= WHAT YOU WILL DO =
The answer is one number: how many lines in the data below hold "лесничества".

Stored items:
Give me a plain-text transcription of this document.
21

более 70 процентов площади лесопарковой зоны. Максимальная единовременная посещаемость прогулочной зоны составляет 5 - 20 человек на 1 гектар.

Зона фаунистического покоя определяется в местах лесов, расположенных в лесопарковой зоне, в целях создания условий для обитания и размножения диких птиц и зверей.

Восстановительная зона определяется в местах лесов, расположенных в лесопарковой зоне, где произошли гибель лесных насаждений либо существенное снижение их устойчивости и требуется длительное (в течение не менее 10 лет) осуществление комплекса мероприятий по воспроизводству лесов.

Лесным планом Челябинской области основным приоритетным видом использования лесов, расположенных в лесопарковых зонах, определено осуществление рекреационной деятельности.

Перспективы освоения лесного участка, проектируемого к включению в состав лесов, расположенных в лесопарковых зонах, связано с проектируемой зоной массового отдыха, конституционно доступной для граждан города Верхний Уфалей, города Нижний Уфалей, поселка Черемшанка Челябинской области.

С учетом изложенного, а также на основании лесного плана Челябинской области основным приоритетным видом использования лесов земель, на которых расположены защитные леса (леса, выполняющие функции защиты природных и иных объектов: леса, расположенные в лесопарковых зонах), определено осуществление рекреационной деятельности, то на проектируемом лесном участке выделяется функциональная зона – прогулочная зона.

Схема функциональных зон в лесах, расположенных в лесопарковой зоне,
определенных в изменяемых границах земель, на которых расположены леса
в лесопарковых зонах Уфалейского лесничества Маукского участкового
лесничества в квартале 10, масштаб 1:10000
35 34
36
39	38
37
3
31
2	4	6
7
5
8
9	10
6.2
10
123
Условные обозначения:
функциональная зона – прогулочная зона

= SOLUTION FOR THIS PROBLEM =
2